Give every entry again, word for word and in full.

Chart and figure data
>>>

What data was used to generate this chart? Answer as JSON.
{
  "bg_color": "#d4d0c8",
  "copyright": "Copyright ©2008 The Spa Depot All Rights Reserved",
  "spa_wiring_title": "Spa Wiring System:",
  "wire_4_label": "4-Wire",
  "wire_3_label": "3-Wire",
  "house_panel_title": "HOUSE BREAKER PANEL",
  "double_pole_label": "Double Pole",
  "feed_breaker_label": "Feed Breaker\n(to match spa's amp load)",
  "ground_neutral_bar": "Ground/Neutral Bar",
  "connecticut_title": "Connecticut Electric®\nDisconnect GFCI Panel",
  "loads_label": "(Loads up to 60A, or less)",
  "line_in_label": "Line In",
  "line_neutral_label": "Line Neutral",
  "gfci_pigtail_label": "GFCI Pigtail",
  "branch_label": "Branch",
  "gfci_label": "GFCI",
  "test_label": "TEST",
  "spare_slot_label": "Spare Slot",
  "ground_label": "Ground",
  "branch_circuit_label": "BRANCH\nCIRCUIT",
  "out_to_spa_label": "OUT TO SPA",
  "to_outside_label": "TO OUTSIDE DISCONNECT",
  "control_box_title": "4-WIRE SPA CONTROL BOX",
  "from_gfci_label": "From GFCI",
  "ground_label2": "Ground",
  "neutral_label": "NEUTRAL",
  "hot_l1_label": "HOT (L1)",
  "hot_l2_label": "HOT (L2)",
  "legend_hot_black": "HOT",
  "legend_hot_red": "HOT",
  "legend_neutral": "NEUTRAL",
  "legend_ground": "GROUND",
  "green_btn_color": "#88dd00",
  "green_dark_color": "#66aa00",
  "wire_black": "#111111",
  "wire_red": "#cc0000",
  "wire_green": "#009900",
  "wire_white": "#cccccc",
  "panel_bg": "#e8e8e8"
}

<<<

== Problem solution ==
What data was used to generate this chart? Answer as JSON.
{
  "bg_color": "#d4d0c8",
  "copyright": "Copyright ©2008 The Spa Depot All Rights Reserved",
  "spa_wiring_title": "Spa Wiring System:",
  "wire_4_label": "4-Wire",
  "wire_3_label": "3-Wire",
  "house_panel_title": "HOUSE BREAKER PANEL",
  "double_pole_label": "Double Pole",
  "feed_breaker_label": "Feed Breaker\n(to match spa's amp load)",
  "ground_neutral_bar": "Ground/Neutral Bar",
  "connecticut_title": "Connecticut Electric®\nDisconnect GFCI Panel",
  "loads_label": "(Loads up to 60A, or less)",
  "line_in_label": "Line In",
  "line_neutral_label": "Line Neutral",
  "gfci_pigtail_label": "GFCI Pigtail",
  "branch_label": "Branch",
  "gfci_label": "GFCI",
  "test_label": "TEST",
  "spare_slot_label": "Spare Slot",
  "ground_label": "Ground",
  "branch_circuit_label": "BRANCH\nCIRCUIT",
  "out_to_spa_label": "OUT TO SPA",
  "to_outside_label": "TO OUTSIDE DISCONNECT",
  "control_box_title": "4-WIRE SPA CONTROL BOX",
  "from_gfci_label": "From GFCI",
  "ground_label2": "Ground",
  "neutral_label": "NEUTRAL",
  "hot_l1_label": "HOT (L1)",
  "hot_l2_label": "HOT (L2)",
  "legend_hot_black": "HOT",
  "legend_hot_red": "HOT",
  "legend_neutral": "NEUTRAL",
  "legend_ground": "GROUND",
  "green_btn_color": "#88dd00",
  "green_dark_color": "#66aa00",
  "wire_black": "#111111",
  "wire_red": "#cc0000",
  "wire_green": "#009900",
  "wire_white": "#cccccc",
  "panel_bg": "#e8e8e8"
}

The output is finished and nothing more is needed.